• Written task: Can you copy out all of the material below word for word, keeping every line unchanged?

• The data:
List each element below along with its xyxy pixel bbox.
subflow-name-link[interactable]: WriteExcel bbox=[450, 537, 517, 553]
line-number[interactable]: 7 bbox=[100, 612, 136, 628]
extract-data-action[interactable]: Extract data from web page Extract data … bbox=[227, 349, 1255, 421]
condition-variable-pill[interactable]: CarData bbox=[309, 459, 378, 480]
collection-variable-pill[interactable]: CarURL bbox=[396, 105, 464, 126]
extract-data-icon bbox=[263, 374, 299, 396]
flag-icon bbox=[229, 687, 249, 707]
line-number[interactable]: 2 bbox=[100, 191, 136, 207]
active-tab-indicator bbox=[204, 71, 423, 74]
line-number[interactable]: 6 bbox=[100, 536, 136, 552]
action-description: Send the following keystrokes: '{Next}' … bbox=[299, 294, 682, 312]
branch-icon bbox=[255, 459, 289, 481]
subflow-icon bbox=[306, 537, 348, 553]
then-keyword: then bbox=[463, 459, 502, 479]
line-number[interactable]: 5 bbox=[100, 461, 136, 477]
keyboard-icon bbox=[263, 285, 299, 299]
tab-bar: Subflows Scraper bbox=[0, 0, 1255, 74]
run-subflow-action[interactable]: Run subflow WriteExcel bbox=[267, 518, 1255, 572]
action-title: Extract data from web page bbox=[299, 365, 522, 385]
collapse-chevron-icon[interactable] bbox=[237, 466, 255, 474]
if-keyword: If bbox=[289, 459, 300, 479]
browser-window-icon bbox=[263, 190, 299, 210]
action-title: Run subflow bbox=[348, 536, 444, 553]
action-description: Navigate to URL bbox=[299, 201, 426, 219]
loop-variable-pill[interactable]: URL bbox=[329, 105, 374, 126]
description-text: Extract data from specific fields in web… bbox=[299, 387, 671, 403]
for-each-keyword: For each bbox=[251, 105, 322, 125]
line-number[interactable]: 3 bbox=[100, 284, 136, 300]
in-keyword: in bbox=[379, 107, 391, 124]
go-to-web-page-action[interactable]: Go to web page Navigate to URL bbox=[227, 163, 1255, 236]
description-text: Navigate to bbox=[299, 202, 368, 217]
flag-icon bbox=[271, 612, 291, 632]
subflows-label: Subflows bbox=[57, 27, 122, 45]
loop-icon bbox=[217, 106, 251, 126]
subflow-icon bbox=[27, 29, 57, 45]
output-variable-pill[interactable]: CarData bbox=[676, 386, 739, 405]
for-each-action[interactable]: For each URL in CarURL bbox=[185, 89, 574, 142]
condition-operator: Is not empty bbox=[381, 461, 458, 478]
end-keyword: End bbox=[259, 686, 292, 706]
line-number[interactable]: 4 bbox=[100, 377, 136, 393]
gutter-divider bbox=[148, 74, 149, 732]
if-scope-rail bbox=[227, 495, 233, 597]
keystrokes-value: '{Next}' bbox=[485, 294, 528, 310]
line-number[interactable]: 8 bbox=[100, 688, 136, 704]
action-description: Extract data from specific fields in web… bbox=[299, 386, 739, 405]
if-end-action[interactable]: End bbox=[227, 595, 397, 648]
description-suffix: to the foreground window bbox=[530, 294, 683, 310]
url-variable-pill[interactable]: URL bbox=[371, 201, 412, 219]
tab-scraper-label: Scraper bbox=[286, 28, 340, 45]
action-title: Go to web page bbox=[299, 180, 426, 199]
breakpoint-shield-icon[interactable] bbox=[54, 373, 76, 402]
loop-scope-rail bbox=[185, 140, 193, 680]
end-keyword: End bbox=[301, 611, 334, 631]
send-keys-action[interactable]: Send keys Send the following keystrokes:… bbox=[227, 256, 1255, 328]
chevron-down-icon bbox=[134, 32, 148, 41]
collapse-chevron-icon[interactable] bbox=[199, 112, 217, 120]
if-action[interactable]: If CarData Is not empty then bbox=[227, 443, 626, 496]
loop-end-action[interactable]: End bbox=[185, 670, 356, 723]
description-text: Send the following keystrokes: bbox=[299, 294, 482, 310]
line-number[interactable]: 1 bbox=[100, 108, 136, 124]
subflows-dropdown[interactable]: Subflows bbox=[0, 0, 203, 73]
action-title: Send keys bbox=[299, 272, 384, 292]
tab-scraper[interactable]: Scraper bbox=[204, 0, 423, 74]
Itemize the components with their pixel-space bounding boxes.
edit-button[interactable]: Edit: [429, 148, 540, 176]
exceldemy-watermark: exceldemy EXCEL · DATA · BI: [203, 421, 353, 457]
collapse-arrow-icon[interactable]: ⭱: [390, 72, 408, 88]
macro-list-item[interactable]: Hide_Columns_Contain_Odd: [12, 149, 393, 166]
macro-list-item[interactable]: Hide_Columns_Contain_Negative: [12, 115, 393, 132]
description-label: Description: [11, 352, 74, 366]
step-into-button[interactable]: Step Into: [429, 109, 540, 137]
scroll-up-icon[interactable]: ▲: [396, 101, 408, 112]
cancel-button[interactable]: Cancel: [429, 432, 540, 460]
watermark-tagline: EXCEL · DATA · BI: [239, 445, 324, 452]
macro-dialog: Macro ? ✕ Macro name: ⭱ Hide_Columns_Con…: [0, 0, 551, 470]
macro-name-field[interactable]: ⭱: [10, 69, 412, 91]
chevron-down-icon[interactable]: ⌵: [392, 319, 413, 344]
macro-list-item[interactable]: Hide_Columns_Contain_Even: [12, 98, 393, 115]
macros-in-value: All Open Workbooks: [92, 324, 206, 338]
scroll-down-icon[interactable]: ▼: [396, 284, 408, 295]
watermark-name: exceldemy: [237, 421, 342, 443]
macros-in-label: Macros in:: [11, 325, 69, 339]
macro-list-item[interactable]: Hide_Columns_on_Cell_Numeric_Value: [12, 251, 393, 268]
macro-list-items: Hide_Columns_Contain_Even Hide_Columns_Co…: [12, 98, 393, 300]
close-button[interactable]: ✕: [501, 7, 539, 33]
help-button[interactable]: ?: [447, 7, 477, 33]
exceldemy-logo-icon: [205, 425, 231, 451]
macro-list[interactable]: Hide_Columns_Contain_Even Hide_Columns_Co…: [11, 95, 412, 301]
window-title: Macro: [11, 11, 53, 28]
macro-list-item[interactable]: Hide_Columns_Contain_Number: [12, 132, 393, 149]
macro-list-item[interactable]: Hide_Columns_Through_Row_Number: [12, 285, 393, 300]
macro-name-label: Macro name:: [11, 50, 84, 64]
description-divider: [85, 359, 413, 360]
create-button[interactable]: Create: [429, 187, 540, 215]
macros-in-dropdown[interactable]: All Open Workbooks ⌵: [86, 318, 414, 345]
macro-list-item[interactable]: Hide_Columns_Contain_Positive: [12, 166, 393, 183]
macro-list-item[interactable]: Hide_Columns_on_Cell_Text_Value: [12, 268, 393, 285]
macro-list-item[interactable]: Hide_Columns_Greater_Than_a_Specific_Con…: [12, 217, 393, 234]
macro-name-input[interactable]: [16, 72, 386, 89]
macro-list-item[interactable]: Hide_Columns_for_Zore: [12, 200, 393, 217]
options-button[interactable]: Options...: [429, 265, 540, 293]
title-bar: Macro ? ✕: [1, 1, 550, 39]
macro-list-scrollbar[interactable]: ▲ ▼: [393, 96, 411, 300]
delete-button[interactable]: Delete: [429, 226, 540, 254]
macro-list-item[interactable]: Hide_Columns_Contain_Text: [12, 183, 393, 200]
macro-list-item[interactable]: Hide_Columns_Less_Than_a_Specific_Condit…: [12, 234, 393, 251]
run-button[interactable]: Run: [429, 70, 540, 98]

• Full response:
List each element below along with its xyxy pixel bbox.
subflow-name-link[interactable]: WriteExcel bbox=[450, 537, 517, 553]
line-number[interactable]: 7 bbox=[100, 612, 136, 628]
extract-data-action[interactable]: Extract data from web page Extract data … bbox=[227, 349, 1255, 421]
condition-variable-pill[interactable]: CarData bbox=[309, 459, 378, 480]
collection-variable-pill[interactable]: CarURL bbox=[396, 105, 464, 126]
extract-data-icon bbox=[263, 374, 299, 396]
flag-icon bbox=[229, 687, 249, 707]
line-number[interactable]: 2 bbox=[100, 191, 136, 207]
active-tab-indicator bbox=[204, 71, 423, 74]
line-number[interactable]: 6 bbox=[100, 536, 136, 552]
action-description: Send the following keystrokes: '{Next}' … bbox=[299, 294, 682, 312]
branch-icon bbox=[255, 459, 289, 481]
subflow-icon bbox=[306, 537, 348, 553]
then-keyword: then bbox=[463, 459, 502, 479]
line-number[interactable]: 5 bbox=[100, 461, 136, 477]
keyboard-icon bbox=[263, 285, 299, 299]
tab-bar: Subflows Scraper bbox=[0, 0, 1255, 74]
run-subflow-action[interactable]: Run subflow WriteExcel bbox=[267, 518, 1255, 572]
action-title: Extract data from web page bbox=[299, 365, 522, 385]
collapse-chevron-icon[interactable] bbox=[237, 466, 255, 474]
if-keyword: If bbox=[289, 459, 300, 479]
browser-window-icon bbox=[263, 190, 299, 210]
action-title: Run subflow bbox=[348, 536, 444, 553]
action-description: Navigate to URL bbox=[299, 201, 426, 219]
loop-variable-pill[interactable]: URL bbox=[329, 105, 374, 126]
description-text: Extract data from specific fields in web… bbox=[299, 387, 671, 403]
for-each-keyword: For each bbox=[251, 105, 322, 125]
line-number[interactable]: 3 bbox=[100, 284, 136, 300]
in-keyword: in bbox=[379, 107, 391, 124]
go-to-web-page-action[interactable]: Go to web page Navigate to URL bbox=[227, 163, 1255, 236]
description-text: Navigate to bbox=[299, 202, 368, 217]
flag-icon bbox=[271, 612, 291, 632]
subflows-label: Subflows bbox=[57, 27, 122, 45]
loop-icon bbox=[217, 106, 251, 126]
subflow-icon bbox=[27, 29, 57, 45]
output-variable-pill[interactable]: CarData bbox=[676, 386, 739, 405]
for-each-action[interactable]: For each URL in CarURL bbox=[185, 89, 574, 142]
condition-operator: Is not empty bbox=[381, 461, 458, 478]
end-keyword: End bbox=[259, 686, 292, 706]
line-number[interactable]: 4 bbox=[100, 377, 136, 393]
gutter-divider bbox=[148, 74, 149, 732]
if-scope-rail bbox=[227, 495, 233, 597]
keystrokes-value: '{Next}' bbox=[485, 294, 528, 310]
line-number[interactable]: 8 bbox=[100, 688, 136, 704]
action-description: Extract data from specific fields in web… bbox=[299, 386, 739, 405]
if-end-action[interactable]: End bbox=[227, 595, 397, 648]
description-suffix: to the foreground window bbox=[530, 294, 683, 310]
url-variable-pill[interactable]: URL bbox=[371, 201, 412, 219]
tab-scraper-label: Scraper bbox=[286, 28, 340, 45]
action-title: Go to web page bbox=[299, 180, 426, 199]
breakpoint-shield-icon[interactable] bbox=[54, 373, 76, 402]
loop-scope-rail bbox=[185, 140, 193, 680]
end-keyword: End bbox=[301, 611, 334, 631]
send-keys-action[interactable]: Send keys Send the following keystrokes:… bbox=[227, 256, 1255, 328]
chevron-down-icon bbox=[134, 32, 148, 41]
collapse-chevron-icon[interactable] bbox=[199, 112, 217, 120]
if-action[interactable]: If CarData Is not empty then bbox=[227, 443, 626, 496]
loop-end-action[interactable]: End bbox=[185, 670, 356, 723]
description-text: Send the following keystrokes: bbox=[299, 294, 482, 310]
line-number[interactable]: 1 bbox=[100, 108, 136, 124]
subflows-dropdown[interactable]: Subflows bbox=[0, 0, 203, 73]
action-title: Send keys bbox=[299, 272, 384, 292]
tab-scraper[interactable]: Scraper bbox=[204, 0, 423, 74]
Itemize the components with their pixel-space bounding boxes.
edit-button[interactable]: Edit: [429, 148, 540, 176]
exceldemy-watermark: exceldemy EXCEL · DATA · BI: [203, 421, 353, 457]
collapse-arrow-icon[interactable]: ⭱: [390, 72, 408, 88]
macro-list-item[interactable]: Hide_Columns_Contain_Odd: [12, 149, 393, 166]
macro-list-item[interactable]: Hide_Columns_Contain_Negative: [12, 115, 393, 132]
description-label: Description: [11, 352, 74, 366]
step-into-button[interactable]: Step Into: [429, 109, 540, 137]
scroll-up-icon[interactable]: ▲: [396, 101, 408, 112]
cancel-button[interactable]: Cancel: [429, 432, 540, 460]
watermark-tagline: EXCEL · DATA · BI: [239, 445, 324, 452]
macro-dialog: Macro ? ✕ Macro name: ⭱ Hide_Columns_Con…: [0, 0, 551, 470]
macro-name-field[interactable]: ⭱: [10, 69, 412, 91]
chevron-down-icon[interactable]: ⌵: [392, 319, 413, 344]
macro-list-item[interactable]: Hide_Columns_Contain_Even: [12, 98, 393, 115]
macros-in-value: All Open Workbooks: [92, 324, 206, 338]
scroll-down-icon[interactable]: ▼: [396, 284, 408, 295]
watermark-name: exceldemy: [237, 421, 342, 443]
macros-in-label: Macros in:: [11, 325, 69, 339]
macro-list-item[interactable]: Hide_Columns_on_Cell_Numeric_Value: [12, 251, 393, 268]
macro-list-items: Hide_Columns_Contain_Even Hide_Columns_Co…: [12, 98, 393, 300]
close-button[interactable]: ✕: [501, 7, 539, 33]
help-button[interactable]: ?: [447, 7, 477, 33]
exceldemy-logo-icon: [205, 425, 231, 451]
macro-list[interactable]: Hide_Columns_Contain_Even Hide_Columns_Co…: [11, 95, 412, 301]
window-title: Macro: [11, 11, 53, 28]
macro-list-item[interactable]: Hide_Columns_Contain_Number: [12, 132, 393, 149]
macro-list-item[interactable]: Hide_Columns_Through_Row_Number: [12, 285, 393, 300]
macro-name-label: Macro name:: [11, 50, 84, 64]
description-divider: [85, 359, 413, 360]
create-button[interactable]: Create: [429, 187, 540, 215]
macros-in-dropdown[interactable]: All Open Workbooks ⌵: [86, 318, 414, 345]
macro-list-item[interactable]: Hide_Columns_Contain_Positive: [12, 166, 393, 183]
macro-list-item[interactable]: Hide_Columns_on_Cell_Text_Value: [12, 268, 393, 285]
macro-list-item[interactable]: Hide_Columns_Greater_Than_a_Specific_Con…: [12, 217, 393, 234]
macro-name-input[interactable]: [16, 72, 386, 89]
macro-list-item[interactable]: Hide_Columns_for_Zore: [12, 200, 393, 217]
options-button[interactable]: Options...: [429, 265, 540, 293]
title-bar: Macro ? ✕: [1, 1, 550, 39]
macro-list-scrollbar[interactable]: ▲ ▼: [393, 96, 411, 300]
delete-button[interactable]: Delete: [429, 226, 540, 254]
macro-list-item[interactable]: Hide_Columns_Contain_Text: [12, 183, 393, 200]
macro-list-item[interactable]: Hide_Columns_Less_Than_a_Specific_Condit…: [12, 234, 393, 251]
run-button[interactable]: Run: [429, 70, 540, 98]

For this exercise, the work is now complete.